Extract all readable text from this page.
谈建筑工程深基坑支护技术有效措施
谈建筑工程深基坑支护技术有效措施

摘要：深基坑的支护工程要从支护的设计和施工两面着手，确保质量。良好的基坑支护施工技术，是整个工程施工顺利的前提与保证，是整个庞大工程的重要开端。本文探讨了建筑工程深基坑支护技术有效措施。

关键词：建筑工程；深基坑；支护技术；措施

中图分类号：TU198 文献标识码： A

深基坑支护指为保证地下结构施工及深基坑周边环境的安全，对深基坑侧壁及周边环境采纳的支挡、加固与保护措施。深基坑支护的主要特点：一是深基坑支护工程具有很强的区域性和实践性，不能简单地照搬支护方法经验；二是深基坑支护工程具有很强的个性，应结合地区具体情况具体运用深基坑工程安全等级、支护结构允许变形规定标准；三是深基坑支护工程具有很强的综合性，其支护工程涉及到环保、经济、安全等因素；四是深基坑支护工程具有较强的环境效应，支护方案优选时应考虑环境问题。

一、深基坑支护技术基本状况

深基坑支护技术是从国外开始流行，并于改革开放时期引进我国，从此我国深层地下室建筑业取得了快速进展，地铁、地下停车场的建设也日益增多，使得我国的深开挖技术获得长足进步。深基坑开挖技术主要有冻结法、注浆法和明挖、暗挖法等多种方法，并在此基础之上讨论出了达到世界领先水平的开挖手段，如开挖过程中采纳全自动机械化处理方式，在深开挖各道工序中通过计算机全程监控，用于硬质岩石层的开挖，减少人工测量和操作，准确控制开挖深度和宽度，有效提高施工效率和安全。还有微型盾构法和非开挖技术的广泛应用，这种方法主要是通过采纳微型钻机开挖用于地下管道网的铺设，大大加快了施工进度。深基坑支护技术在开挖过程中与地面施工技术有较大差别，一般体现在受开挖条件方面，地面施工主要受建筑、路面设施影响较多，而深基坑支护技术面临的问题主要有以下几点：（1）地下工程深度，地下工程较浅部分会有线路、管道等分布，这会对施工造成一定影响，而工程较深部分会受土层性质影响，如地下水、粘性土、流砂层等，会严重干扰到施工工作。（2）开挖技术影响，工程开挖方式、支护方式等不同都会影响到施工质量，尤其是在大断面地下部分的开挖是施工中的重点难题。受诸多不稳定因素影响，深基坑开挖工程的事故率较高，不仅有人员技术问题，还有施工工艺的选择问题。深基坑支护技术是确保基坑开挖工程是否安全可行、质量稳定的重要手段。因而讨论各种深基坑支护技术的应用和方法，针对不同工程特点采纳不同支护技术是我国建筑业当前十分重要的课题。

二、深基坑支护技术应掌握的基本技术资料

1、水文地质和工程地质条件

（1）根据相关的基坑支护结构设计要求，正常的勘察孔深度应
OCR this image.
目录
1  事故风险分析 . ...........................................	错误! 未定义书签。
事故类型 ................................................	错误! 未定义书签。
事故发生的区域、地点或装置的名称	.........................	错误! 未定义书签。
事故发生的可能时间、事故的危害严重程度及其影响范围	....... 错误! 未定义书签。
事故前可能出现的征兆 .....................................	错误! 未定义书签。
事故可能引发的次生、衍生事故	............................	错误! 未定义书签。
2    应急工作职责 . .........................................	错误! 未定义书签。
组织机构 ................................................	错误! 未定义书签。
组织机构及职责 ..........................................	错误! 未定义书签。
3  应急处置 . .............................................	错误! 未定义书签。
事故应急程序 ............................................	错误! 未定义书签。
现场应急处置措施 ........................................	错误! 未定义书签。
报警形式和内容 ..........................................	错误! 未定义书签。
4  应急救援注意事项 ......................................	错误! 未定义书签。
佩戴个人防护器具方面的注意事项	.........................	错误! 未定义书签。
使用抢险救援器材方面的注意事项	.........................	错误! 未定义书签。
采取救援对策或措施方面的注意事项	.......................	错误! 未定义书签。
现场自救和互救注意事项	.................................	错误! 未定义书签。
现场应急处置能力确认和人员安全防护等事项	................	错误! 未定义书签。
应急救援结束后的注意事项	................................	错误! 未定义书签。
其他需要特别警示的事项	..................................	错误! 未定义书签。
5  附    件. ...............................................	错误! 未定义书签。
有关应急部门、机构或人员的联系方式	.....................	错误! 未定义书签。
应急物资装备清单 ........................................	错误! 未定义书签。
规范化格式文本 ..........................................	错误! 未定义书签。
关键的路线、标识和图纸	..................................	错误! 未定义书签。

**What is expected**
Scan the listing above for the word "this" and show each line where it is found.

**The reply**
Extract all readable text from this page.
OCR this image.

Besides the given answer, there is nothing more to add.